§ Stated exercise
Set down the material once more, exactly as it appears.

======== Material provided ========

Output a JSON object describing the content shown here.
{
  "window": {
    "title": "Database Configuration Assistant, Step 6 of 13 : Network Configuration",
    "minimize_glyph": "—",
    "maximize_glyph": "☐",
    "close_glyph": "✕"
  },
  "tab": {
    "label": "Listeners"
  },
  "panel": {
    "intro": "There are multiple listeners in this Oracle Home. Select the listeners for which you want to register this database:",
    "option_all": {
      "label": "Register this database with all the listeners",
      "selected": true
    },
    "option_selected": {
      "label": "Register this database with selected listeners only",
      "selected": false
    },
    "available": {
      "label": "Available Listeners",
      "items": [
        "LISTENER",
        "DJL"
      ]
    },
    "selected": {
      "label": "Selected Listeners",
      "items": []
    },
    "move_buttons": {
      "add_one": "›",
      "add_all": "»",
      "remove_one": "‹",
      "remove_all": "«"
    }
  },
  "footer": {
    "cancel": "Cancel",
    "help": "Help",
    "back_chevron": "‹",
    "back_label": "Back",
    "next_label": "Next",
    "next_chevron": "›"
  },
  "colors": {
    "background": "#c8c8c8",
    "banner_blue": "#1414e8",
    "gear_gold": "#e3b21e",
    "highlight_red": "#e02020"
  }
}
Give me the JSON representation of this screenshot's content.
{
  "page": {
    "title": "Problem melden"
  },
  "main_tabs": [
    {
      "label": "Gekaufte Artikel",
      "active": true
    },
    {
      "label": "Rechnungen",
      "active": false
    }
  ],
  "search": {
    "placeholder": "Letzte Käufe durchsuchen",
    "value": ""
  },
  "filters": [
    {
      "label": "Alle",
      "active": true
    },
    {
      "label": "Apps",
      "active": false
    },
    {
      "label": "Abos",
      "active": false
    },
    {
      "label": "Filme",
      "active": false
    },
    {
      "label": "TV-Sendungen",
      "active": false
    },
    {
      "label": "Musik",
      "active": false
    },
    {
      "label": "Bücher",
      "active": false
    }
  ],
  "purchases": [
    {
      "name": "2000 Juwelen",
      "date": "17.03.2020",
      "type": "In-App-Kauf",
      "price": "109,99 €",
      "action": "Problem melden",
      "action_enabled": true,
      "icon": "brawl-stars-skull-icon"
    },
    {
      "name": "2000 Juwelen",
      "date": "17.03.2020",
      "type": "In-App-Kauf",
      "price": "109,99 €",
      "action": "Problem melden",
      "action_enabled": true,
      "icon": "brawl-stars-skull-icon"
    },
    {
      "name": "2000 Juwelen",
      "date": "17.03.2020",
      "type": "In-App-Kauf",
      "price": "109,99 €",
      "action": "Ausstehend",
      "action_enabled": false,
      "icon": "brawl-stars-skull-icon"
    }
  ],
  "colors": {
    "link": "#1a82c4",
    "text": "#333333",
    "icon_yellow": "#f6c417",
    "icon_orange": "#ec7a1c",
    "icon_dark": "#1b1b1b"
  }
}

========

§ Task output
Output a JSON object describing the content shown here.
{
  "window": {
    "title": "Database Configuration Assistant, Step 6 of 13 : Network Configuration",
    "minimize_glyph": "—",
    "maximize_glyph": "☐",
    "close_glyph": "✕"
  },
  "tab": {
    "label": "Listeners"
  },
  "panel": {
    "intro": "There are multiple listeners in this Oracle Home. Select the listeners for which you want to register this database:",
    "option_all": {
      "label": "Register this database with all the listeners",
      "selected": true
    },
    "option_selected": {
      "label": "Register this database with selected listeners only",
      "selected": false
    },
    "available": {
      "label": "Available Listeners",
      "items": [
        "LISTENER",
        "DJL"
      ]
    },
    "selected": {
      "label": "Selected Listeners",
      "items": []
    },
    "move_buttons": {
      "add_one": "›",
      "add_all": "»",
      "remove_one": "‹",
      "remove_all": "«"
    }
  },
  "footer": {
    "cancel": "Cancel",
    "help": "Help",
    "back_chevron": "‹",
    "back_label": "Back",
    "next_label": "Next",
    "next_chevron": "›"
  },
  "colors": {
    "background": "#c8c8c8",
    "banner_blue": "#1414e8",
    "gear_gold": "#e3b21e",
    "highlight_red": "#e02020"
  }
}
Give me the JSON representation of this screenshot's content.
{
  "page": {
    "title": "Problem melden"
  },
  "main_tabs": [
    {
      "label": "Gekaufte Artikel",
      "active": true
    },
    {
      "label": "Rechnungen",
      "active": false
    }
  ],
  "search": {
    "placeholder": "Letzte Käufe durchsuchen",
    "value": ""
  },
  "filters": [
    {
      "label": "Alle",
      "active": true
    },
    {
      "label": "Apps",
      "active": false
    },
    {
      "label": "Abos",
      "active": false
    },
    {
      "label": "Filme",
      "active": false
    },
    {
      "label": "TV-Sendungen",
      "active": false
    },
    {
      "label": "Musik",
      "active": false
    },
    {
      "label": "Bücher",
      "active": false
    }
  ],
  "purchases": [
    {
      "name": "2000 Juwelen",
      "date": "17.03.2020",
      "type": "In-App-Kauf",
      "price": "109,99 €",
      "action": "Problem melden",
      "action_enabled": true,
      "icon": "brawl-stars-skull-icon"
    },
    {
      "name": "2000 Juwelen",
      "date": "17.03.2020",
      "type": "In-App-Kauf",
      "price": "109,99 €",
      "action": "Problem melden",
      "action_enabled": true,
      "icon": "brawl-stars-skull-icon"
    },
    {
      "name": "2000 Juwelen",
      "date": "17.03.2020",
      "type": "In-App-Kauf",
      "price": "109,99 €",
      "action": "Ausstehend",
      "action_enabled": false,
      "icon": "brawl-stars-skull-icon"
    }
  ],
  "colors": {
    "link": "#1a82c4",
    "text": "#333333",
    "icon_yellow": "#f6c417",
    "icon_orange": "#ec7a1c",
    "icon_dark": "#1b1b1b"
  }
}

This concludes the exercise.